▶ _WHAT NEEDS TO BE DONE_: Only the pictures stay out; every record is to be quoted exactly.

# START OF SUPPLIED DATA

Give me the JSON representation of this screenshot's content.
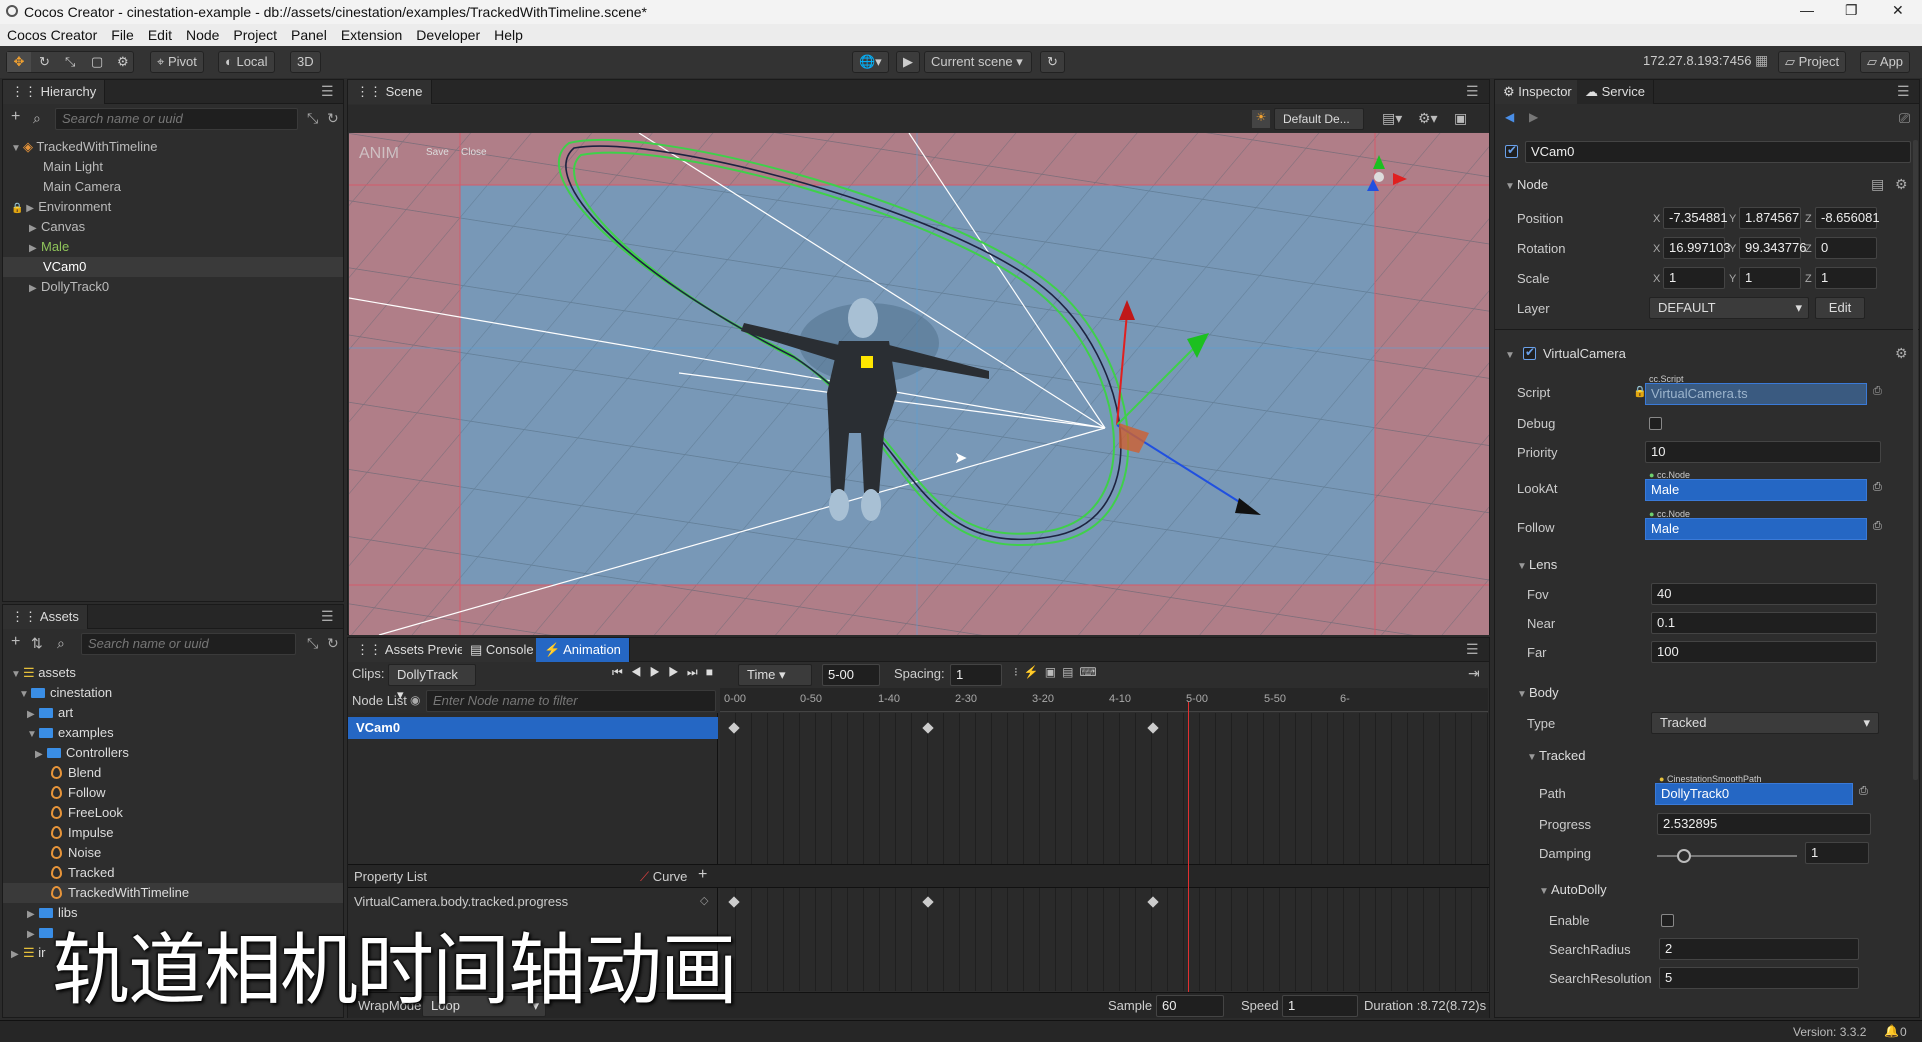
{
  "window": {
    "title": "Cocos Creator - cinestation-example - db://assets/cinestation/examples/TrackedWithTimeline.scene*"
  },
  "menu": [
    "Cocos Creator",
    "File",
    "Edit",
    "Node",
    "Project",
    "Panel",
    "Extension",
    "Developer",
    "Help"
  ],
  "toolbar": {
    "pivot": "Pivot",
    "local": "Local",
    "mode3d": "3D",
    "scene_select": "Current scene",
    "ip": "172.27.8.193:7456",
    "project": "Project",
    "app": "App"
  },
  "hierarchy": {
    "tab": "Hierarchy",
    "search_placeholder": "Search name or uuid",
    "items": [
      {
        "label": "TrackedWithTimeline"
      },
      {
        "label": "Main Light"
      },
      {
        "label": "Main Camera"
      },
      {
        "label": "Environment"
      },
      {
        "label": "Canvas"
      },
      {
        "label": "Male"
      },
      {
        "label": "VCam0"
      },
      {
        "label": "DollyTrack0"
      }
    ]
  },
  "assets": {
    "tab": "Assets",
    "search_placeholder": "Search name or uuid",
    "items": [
      {
        "label": "assets"
      },
      {
        "label": "cinestation"
      },
      {
        "label": "art"
      },
      {
        "label": "examples"
      },
      {
        "label": "Controllers"
      },
      {
        "label": "Blend"
      },
      {
        "label": "Follow"
      },
      {
        "label": "FreeLook"
      },
      {
        "label": "Impulse"
      },
      {
        "label": "Noise"
      },
      {
        "label": "Tracked"
      },
      {
        "label": "TrackedWithTimeline"
      },
      {
        "label": "libs"
      },
      {
        "label": "ir"
      }
    ]
  },
  "scene": {
    "tab": "Scene",
    "camera_select": "Default De...",
    "anim_label": "ANIM",
    "save": "Save",
    "close": "Close"
  },
  "bottom_tabs": {
    "preview": "Assets Preview",
    "console": "Console",
    "animation": "Animation"
  },
  "animation": {
    "clips_label": "Clips:",
    "clip": "DollyTrack",
    "time_mode": "Time",
    "time_value": "5-00",
    "spacing_label": "Spacing:",
    "spacing": "1",
    "node_list_label": "Node List",
    "node_filter_placeholder": "Enter Node name to filter",
    "node": "VCam0",
    "ruler": [
      "0-00",
      "0-50",
      "1-40",
      "2-30",
      "3-20",
      "4-10",
      "5-00",
      "5-50",
      "6-"
    ],
    "property_list_label": "Property List",
    "curve": "Curve",
    "property": "VirtualCamera.body.tracked.progress",
    "wrap_label": "WrapMode",
    "wrap": "Loop",
    "sample_label": "Sample",
    "sample": "60",
    "speed_label": "Speed",
    "speed": "1",
    "duration": "Duration :8.72(8.72)s"
  },
  "inspector": {
    "tab": "Inspector",
    "service_tab": "Service",
    "node_name": "VCam0",
    "node_section": "Node",
    "position_label": "Position",
    "pos": [
      "-7.354881",
      "1.874567",
      "-8.656081"
    ],
    "rotation_label": "Rotation",
    "rot": [
      "16.997103",
      "99.343776",
      "0"
    ],
    "scale_label": "Scale",
    "scale": [
      "1",
      "1",
      "1"
    ],
    "layer_label": "Layer",
    "layer": "DEFAULT",
    "edit": "Edit",
    "component": "VirtualCamera",
    "script_label": "Script",
    "script_tag": "cc.Script",
    "script": "VirtualCamera.ts",
    "debug_label": "Debug",
    "priority_label": "Priority",
    "priority": "10",
    "lookat_label": "LookAt",
    "lookat_tag": "cc.Node",
    "lookat": "Male",
    "follow_label": "Follow",
    "follow_tag": "cc.Node",
    "follow": "Male",
    "lens": "Lens",
    "fov_label": "Fov",
    "fov": "40",
    "near_label": "Near",
    "near": "0.1",
    "far_label": "Far",
    "far": "100",
    "body": "Body",
    "type_label": "Type",
    "type": "Tracked",
    "tracked": "Tracked",
    "path_label": "Path",
    "path_tag": "CinestationSmoothPath",
    "path": "DollyTrack0",
    "progress_label": "Progress",
    "progress": "2.532895",
    "damping_label": "Damping",
    "damping": "1",
    "autodolly": "AutoDolly",
    "enable_label": "Enable",
    "search_radius_label": "SearchRadius",
    "search_radius": "2",
    "search_resolution_label": "SearchResolution",
    "search_resolution": "5"
  },
  "status": {
    "version": "Version: 3.3.2",
    "errors": "0"
  },
  "subtitle": "轨道相机时间轴动画",
  "axes": {
    "x": "X",
    "y": "Y",
    "z": "Z"
  }
}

# END OF SUPPLIED DATA

▶ _RESPONSE TO THIS EXERCISE_:
Give me the JSON representation of this screenshot's content.
{
  "window": {
    "title": "Cocos Creator - cinestation-example - db://assets/cinestation/examples/TrackedWithTimeline.scene*"
  },
  "menu": [
    "Cocos Creator",
    "File",
    "Edit",
    "Node",
    "Project",
    "Panel",
    "Extension",
    "Developer",
    "Help"
  ],
  "toolbar": {
    "pivot": "Pivot",
    "local": "Local",
    "mode3d": "3D",
    "scene_select": "Current scene",
    "ip": "172.27.8.193:7456",
    "project": "Project",
    "app": "App"
  },
  "hierarchy": {
    "tab": "Hierarchy",
    "search_placeholder": "Search name or uuid",
    "items": [
      {
        "label": "TrackedWithTimeline"
      },
      {
        "label": "Main Light"
      },
      {
        "label": "Main Camera"
      },
      {
        "label": "Environment"
      },
      {
        "label": "Canvas"
      },
      {
        "label": "Male"
      },
      {
        "label": "VCam0"
      },
      {
        "label": "DollyTrack0"
      }
    ]
  },
  "assets": {
    "tab": "Assets",
    "search_placeholder": "Search name or uuid",
    "items": [
      {
        "label": "assets"
      },
      {
        "label": "cinestation"
      },
      {
        "label": "art"
      },
      {
        "label": "examples"
      },
      {
        "label": "Controllers"
      },
      {
        "label": "Blend"
      },
      {
        "label": "Follow"
      },
      {
        "label": "FreeLook"
      },
      {
        "label": "Impulse"
      },
      {
        "label": "Noise"
      },
      {
        "label": "Tracked"
      },
      {
        "label": "TrackedWithTimeline"
      },
      {
        "label": "libs"
      },
      {
        "label": "ir"
      }
    ]
  },
  "scene": {
    "tab": "Scene",
    "camera_select": "Default De...",
    "anim_label": "ANIM",
    "save": "Save",
    "close": "Close"
  },
  "bottom_tabs": {
    "preview": "Assets Preview",
    "console": "Console",
    "animation": "Animation"
  },
  "animation": {
    "clips_label": "Clips:",
    "clip": "DollyTrack",
    "time_mode": "Time",
    "time_value": "5-00",
    "spacing_label": "Spacing:",
    "spacing": "1",
    "node_list_label": "Node List",
    "node_filter_placeholder": "Enter Node name to filter",
    "node": "VCam0",
    "ruler": [
      "0-00",
      "0-50",
      "1-40",
      "2-30",
      "3-20",
      "4-10",
      "5-00",
      "5-50",
      "6-"
    ],
    "property_list_label": "Property List",
    "curve": "Curve",
    "property": "VirtualCamera.body.tracked.progress",
    "wrap_label": "WrapMode",
    "wrap": "Loop",
    "sample_label": "Sample",
    "sample": "60",
    "speed_label": "Speed",
    "speed": "1",
    "duration": "Duration :8.72(8.72)s"
  },
  "inspector": {
    "tab": "Inspector",
    "service_tab": "Service",
    "node_name": "VCam0",
    "node_section": "Node",
    "position_label": "Position",
    "pos": [
      "-7.354881",
      "1.874567",
      "-8.656081"
    ],
    "rotation_label": "Rotation",
    "rot": [
      "16.997103",
      "99.343776",
      "0"
    ],
    "scale_label": "Scale",
    "scale": [
      "1",
      "1",
      "1"
    ],
    "layer_label": "Layer",
    "layer": "DEFAULT",
    "edit": "Edit",
    "component": "VirtualCamera",
    "script_label": "Script",
    "script_tag": "cc.Script",
    "script": "VirtualCamera.ts",
    "debug_label": "Debug",
    "priority_label": "Priority",
    "priority": "10",
    "lookat_label": "LookAt",
    "lookat_tag": "cc.Node",
    "lookat": "Male",
    "follow_label": "Follow",
    "follow_tag": "cc.Node",
    "follow": "Male",
    "lens": "Lens",
    "fov_label": "Fov",
    "fov": "40",
    "near_label": "Near",
    "near": "0.1",
    "far_label": "Far",
    "far": "100",
    "body": "Body",
    "type_label": "Type",
    "type": "Tracked",
    "tracked": "Tracked",
    "path_label": "Path",
    "path_tag": "CinestationSmoothPath",
    "path": "DollyTrack0",
    "progress_label": "Progress",
    "progress": "2.532895",
    "damping_label": "Damping",
    "damping": "1",
    "autodolly": "AutoDolly",
    "enable_label": "Enable",
    "search_radius_label": "SearchRadius",
    "search_radius": "2",
    "search_resolution_label": "SearchResolution",
    "search_resolution": "5"
  },
  "status": {
    "version": "Version: 3.3.2",
    "errors": "0"
  },
  "subtitle": "轨道相机时间轴动画",
  "axes": {
    "x": "X",
    "y": "Y",
    "z": "Z"
  }
}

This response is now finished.